Given instruction → Pick out each line containing the string "header" and copy it.
--- Begin Dataset entries ---
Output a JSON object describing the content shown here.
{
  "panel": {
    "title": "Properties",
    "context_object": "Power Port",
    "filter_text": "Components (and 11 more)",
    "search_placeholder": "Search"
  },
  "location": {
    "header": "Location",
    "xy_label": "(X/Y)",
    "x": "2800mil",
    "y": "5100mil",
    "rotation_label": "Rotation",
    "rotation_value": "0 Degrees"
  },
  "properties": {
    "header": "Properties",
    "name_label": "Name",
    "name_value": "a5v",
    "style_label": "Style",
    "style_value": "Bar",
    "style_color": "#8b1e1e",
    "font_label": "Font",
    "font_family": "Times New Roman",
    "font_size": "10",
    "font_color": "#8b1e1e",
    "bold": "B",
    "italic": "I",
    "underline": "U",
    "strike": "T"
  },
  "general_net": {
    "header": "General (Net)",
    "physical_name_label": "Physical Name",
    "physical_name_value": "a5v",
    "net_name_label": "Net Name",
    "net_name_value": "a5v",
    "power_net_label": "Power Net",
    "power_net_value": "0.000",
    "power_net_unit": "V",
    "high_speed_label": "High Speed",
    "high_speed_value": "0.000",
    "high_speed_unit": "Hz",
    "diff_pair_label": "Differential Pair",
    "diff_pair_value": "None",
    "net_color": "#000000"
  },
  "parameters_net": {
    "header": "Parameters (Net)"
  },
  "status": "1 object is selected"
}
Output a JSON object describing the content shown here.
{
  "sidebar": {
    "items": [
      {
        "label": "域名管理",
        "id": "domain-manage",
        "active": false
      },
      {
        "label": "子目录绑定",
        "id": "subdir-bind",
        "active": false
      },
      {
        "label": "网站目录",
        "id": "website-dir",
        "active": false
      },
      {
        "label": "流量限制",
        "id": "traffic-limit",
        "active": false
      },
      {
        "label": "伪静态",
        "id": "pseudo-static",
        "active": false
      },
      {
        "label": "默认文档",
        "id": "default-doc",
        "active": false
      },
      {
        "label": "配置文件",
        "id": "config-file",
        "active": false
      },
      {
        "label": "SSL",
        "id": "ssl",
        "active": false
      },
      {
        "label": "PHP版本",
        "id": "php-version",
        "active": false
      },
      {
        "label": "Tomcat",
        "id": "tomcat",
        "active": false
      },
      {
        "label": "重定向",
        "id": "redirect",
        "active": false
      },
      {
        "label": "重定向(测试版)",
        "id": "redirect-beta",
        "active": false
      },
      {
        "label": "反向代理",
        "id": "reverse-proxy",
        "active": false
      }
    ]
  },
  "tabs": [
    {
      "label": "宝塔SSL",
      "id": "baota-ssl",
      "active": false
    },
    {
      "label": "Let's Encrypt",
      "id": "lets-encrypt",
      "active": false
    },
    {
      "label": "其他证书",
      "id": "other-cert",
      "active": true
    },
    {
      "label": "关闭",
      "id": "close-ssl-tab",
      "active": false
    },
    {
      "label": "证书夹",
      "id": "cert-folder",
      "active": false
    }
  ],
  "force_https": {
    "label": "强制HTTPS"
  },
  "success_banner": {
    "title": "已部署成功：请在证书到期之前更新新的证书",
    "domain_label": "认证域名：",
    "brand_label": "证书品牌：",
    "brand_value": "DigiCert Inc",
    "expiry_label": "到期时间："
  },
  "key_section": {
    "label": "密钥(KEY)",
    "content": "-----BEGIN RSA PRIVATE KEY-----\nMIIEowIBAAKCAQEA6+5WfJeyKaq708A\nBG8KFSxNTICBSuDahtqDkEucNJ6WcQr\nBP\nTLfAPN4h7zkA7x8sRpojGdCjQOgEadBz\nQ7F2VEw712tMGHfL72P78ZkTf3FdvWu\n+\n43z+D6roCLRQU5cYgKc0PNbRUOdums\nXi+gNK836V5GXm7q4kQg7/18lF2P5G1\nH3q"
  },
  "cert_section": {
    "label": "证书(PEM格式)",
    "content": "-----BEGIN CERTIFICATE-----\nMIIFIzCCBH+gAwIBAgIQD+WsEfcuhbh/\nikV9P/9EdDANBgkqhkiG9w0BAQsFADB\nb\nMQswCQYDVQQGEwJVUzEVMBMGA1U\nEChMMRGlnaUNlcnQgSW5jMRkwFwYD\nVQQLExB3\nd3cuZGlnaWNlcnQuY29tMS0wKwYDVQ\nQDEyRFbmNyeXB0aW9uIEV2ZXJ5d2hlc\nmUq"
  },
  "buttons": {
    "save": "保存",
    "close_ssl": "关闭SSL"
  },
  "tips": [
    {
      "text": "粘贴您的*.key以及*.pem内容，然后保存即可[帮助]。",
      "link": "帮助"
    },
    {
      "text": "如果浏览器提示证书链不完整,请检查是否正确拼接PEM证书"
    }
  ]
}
--- End Dataset entries ---
Result of the task →
    "header": "Location",
    "header": "Properties",
    "header": "General (Net)",
    "header": "Parameters (Net)"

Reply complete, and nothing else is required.